§ EXERCISE INSTRUCTIONS
Look for "ليلة" in the listing below. Gather each line that contains it.

Items listed in a dataset:
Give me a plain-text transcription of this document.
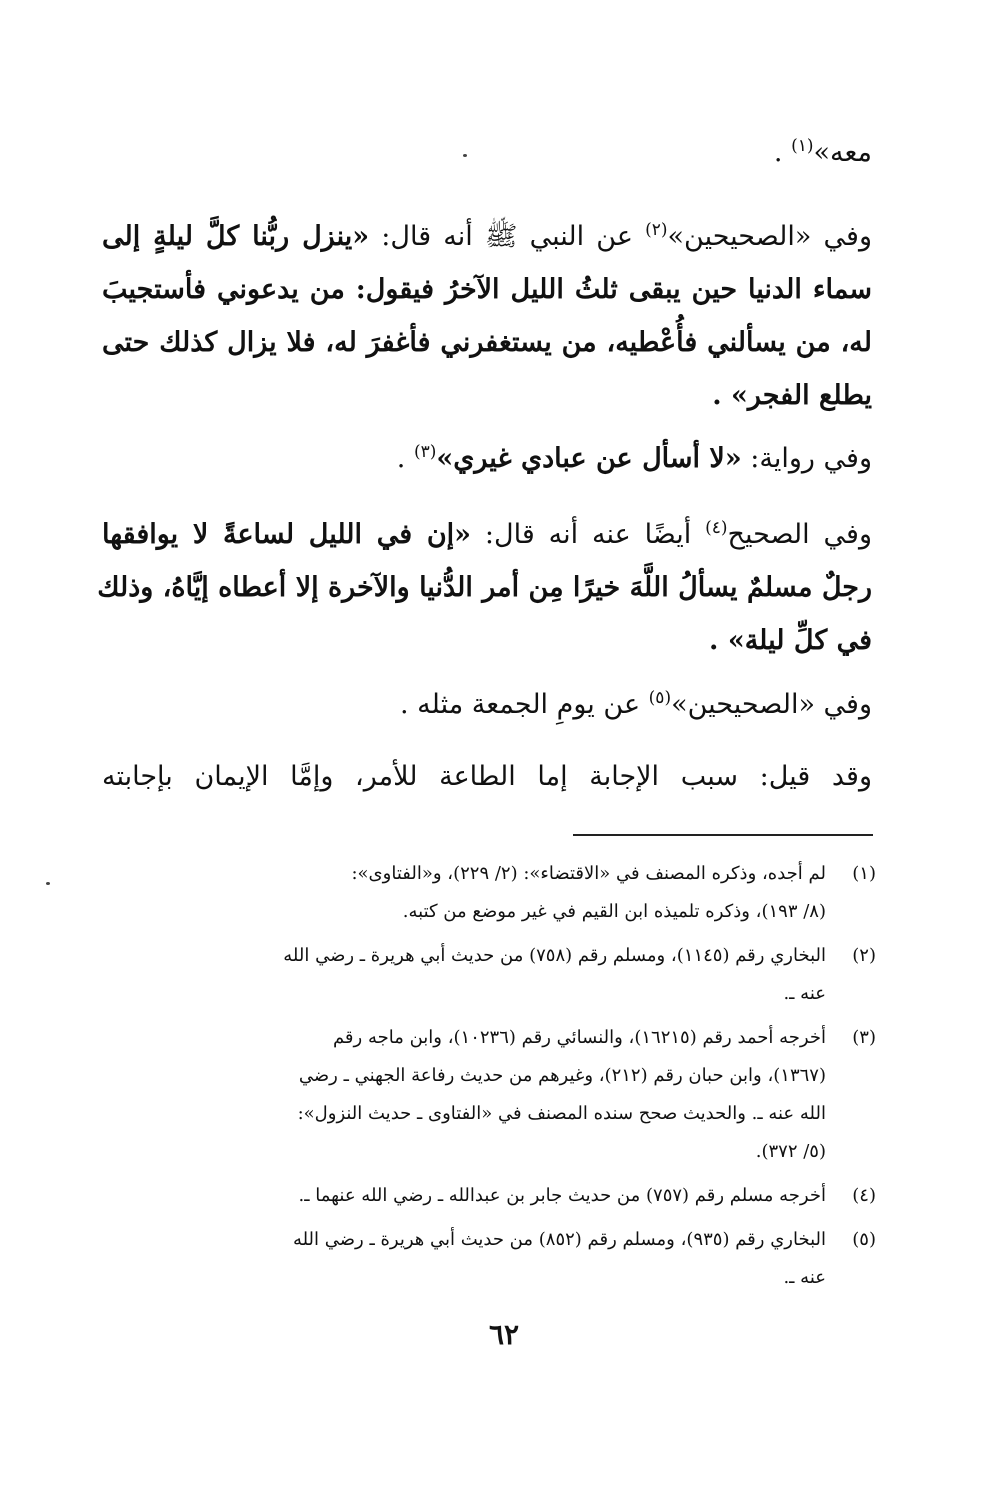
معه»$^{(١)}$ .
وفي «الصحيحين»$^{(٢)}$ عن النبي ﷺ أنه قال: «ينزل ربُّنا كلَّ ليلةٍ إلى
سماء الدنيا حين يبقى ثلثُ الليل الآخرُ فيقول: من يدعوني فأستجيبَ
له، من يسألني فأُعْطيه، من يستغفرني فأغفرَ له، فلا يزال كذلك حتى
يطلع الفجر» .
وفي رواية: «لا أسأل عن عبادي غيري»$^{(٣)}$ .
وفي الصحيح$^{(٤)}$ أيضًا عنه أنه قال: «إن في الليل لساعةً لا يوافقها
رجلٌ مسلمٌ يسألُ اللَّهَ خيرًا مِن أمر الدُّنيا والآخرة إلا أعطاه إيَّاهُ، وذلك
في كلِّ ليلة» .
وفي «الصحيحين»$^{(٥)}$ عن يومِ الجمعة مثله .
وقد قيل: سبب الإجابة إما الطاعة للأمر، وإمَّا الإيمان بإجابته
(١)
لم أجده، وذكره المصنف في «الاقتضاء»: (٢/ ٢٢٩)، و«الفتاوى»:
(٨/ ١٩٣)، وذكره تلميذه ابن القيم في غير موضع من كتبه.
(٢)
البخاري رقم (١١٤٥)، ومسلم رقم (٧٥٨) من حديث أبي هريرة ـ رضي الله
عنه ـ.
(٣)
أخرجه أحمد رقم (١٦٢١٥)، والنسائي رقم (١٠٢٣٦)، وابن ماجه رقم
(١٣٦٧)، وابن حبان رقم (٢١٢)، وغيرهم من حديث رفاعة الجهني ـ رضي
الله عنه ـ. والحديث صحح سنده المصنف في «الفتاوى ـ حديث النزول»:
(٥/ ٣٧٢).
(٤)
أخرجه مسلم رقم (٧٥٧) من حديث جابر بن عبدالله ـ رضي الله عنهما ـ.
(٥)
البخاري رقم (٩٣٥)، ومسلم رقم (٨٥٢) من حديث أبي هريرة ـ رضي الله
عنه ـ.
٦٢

§ ANSWER TO THE PROBLEM
وفي «الصحيحين»$^{(٢)}$ عن النبي ﷺ أنه قال: «ينزل ربُّنا كلَّ ليلةٍ إلى
في كلِّ ليلة» .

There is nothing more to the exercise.